-- begin RECORD LIST --

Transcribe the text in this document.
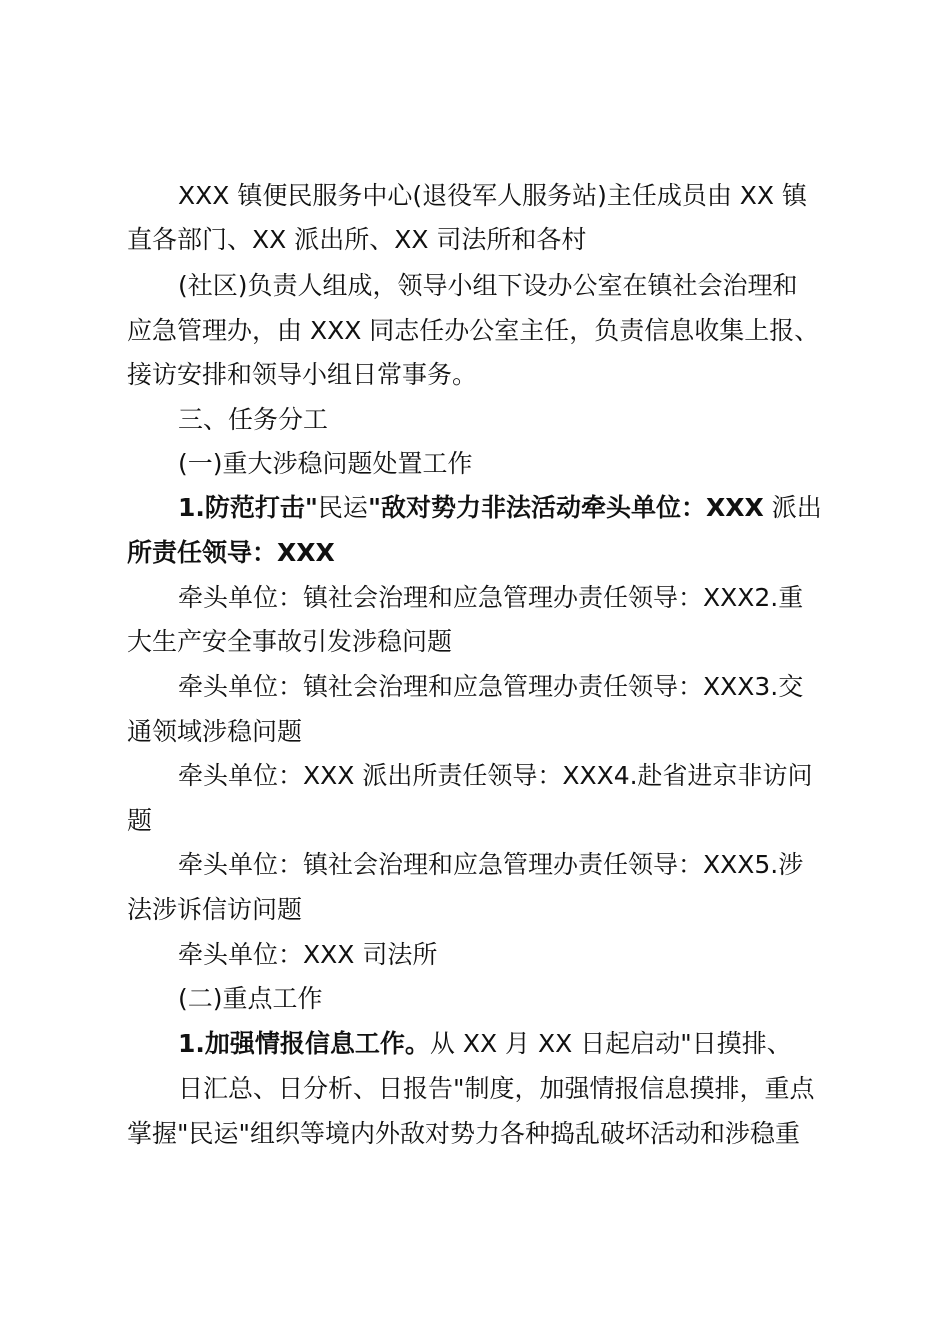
XXX 镇便民服务中心(退役军人服务站)主任成员由 XX 镇
直各部门、XX 派出所、XX 司法所和各村
(社区)负责人组成，领导小组下设办公室在镇社会治理和
应急管理办，由 XXX 同志任办公室主任，负责信息收集上报、
接访安排和领导小组日常事务。
三、任务分工
(一)重大涉稳问题处置工作
1.防范打击"民运"敌对势力非法活动牵头单位：XXX 派出
所责任领导：XXX
牵头单位：镇社会治理和应急管理办责任领导：XXX2.重
大生产安全事故引发涉稳问题
牵头单位：镇社会治理和应急管理办责任领导：XXX3.交
通领域涉稳问题
牵头单位：XXX 派出所责任领导：XXX4.赴省进京非访问
题
牵头单位：镇社会治理和应急管理办责任领导：XXX5.涉
法涉诉信访问题
牵头单位：XXX 司法所
(二)重点工作
1.加强情报信息工作。从 XX 月 XX 日起启动"日摸排、
日汇总、日分析、日报告"制度，加强情报信息摸排，重点
掌握"民运"组织等境内外敌对势力各种捣乱破坏活动和涉稳重
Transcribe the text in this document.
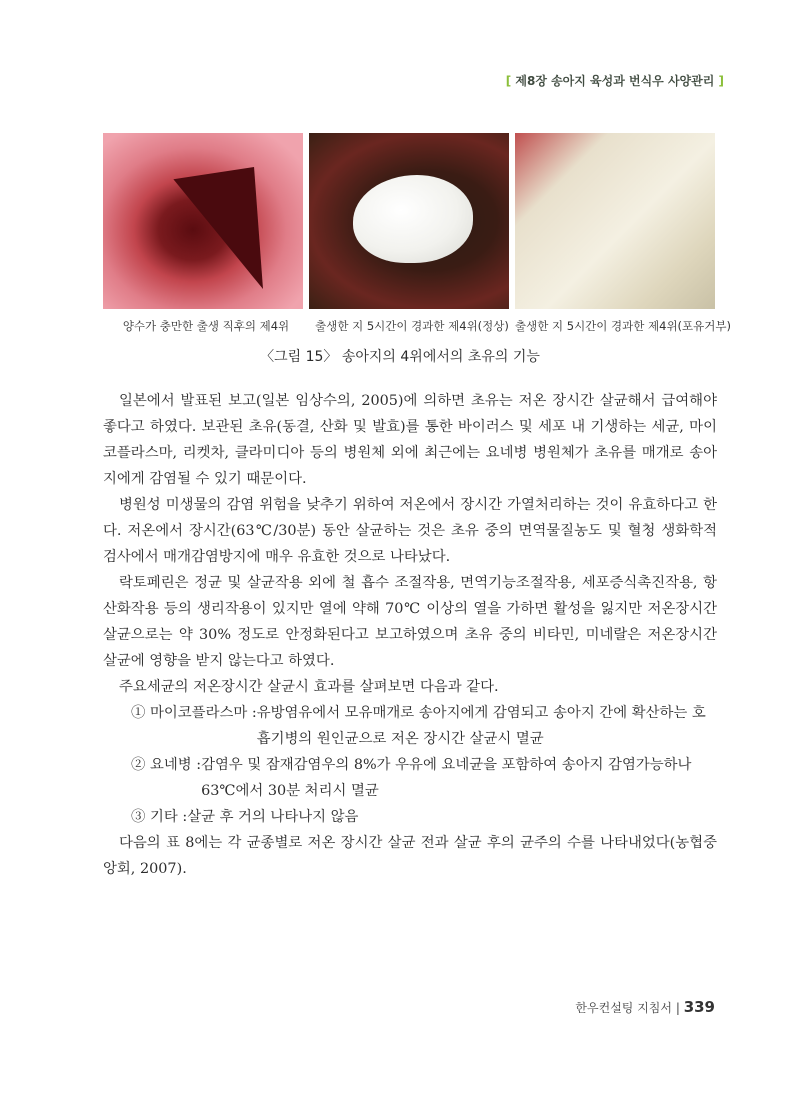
[ 제8장 송아지 육성과 번식우 사양관리 ]
양수가 충만한 출생 직후의 제4위	출생한 지 5시간이 경과한 제4위(정상) 출생한 지 5시간이 경과한 제4위(포유거부)
〈그림 15〉 송아지의 4위에서의 초유의 기능

일본에서 발표된 보고(일본 임상수의, 2005)에 의하면 초유는 저온 장시간 살균해서 급여해야 좋다고 하였다. 보관된 초유(동결, 산화 및 발효)를 통한 바이러스 및 세포 내 기생하는 세균, 마이코플라스마, 리켓차, 클라미디아 등의 병원체 외에 최근에는 요네병 병원체가 초유를 매개로 송아지에게 감염될 수 있기 때문이다.

병원성 미생물의 감염 위험을 낮추기 위하여 저온에서 장시간 가열처리하는 것이 유효하다고 한다. 저온에서 장시간(63℃/30분) 동안 살균하는 것은 초유 중의 면역물질농도 및 혈청 생화학적 검사에서 매개감염방지에 매우 유효한 것으로 나타났다.

락토페린은 정균 및 살균작용 외에 철 흡수 조절작용, 면역기능조절작용, 세포증식촉진작용, 항산화작용 등의 생리작용이 있지만 열에 약해 70℃ 이상의 열을 가하면 활성을 잃지만 저온장시간 살균으로는 약 30% 정도로 안정화된다고 보고하였으며 초유 중의 비타민, 미네랄은 저온장시간 살균에 영향을 받지 않는다고 하였다.

주요세균의 저온장시간 살균시 효과를 살펴보면 다음과 같다.

① 마이코플라스마 : 유방염유에서 모유매개로 송아지에게 감염되고 송아지 간에 확산하는 호흡기병의 원인균으로 저온 장시간 살균시 멸균
② 요네병 : 감염우 및 잠재감염우의 8%가 우유에 요네균을 포함하여 송아지 감염가능하나 63℃에서 30분 처리시 멸균
③ 기타 : 살균 후 거의 나타나지 않음

다음의 표 8에는 각 균종별로 저온 장시간 살균 전과 살균 후의 균주의 수를 나타내었다(농협중앙회, 2007).

한우컨설팅 지침서 | 339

-- end RECORD LIST --

* TASK PROMPT
Where a line holds "송아지에게", copy it out.

* ANSWER IN FULL
일본에서 발표된 보고(일본 임상수의, 2005)에 의하면 초유는 저온 장시간 살균해서 급여해야 좋다고 하였다. 보관된 초유(동결, 산화 및 발효)를 통한 바이러스 및 세포 내 기생하는 세균, 마이코플라스마, 리켓차, 클라미디아 등의 병원체 외에 최근에는 요네병 병원체가 초유를 매개로 송아지에게 감염될 수 있기 때문이다.
① 마이코플라스마 : 유방염유에서 모유매개로 송아지에게 감염되고 송아지 간에 확산하는 호흡기병의 원인균으로 저온 장시간 살균시 멸균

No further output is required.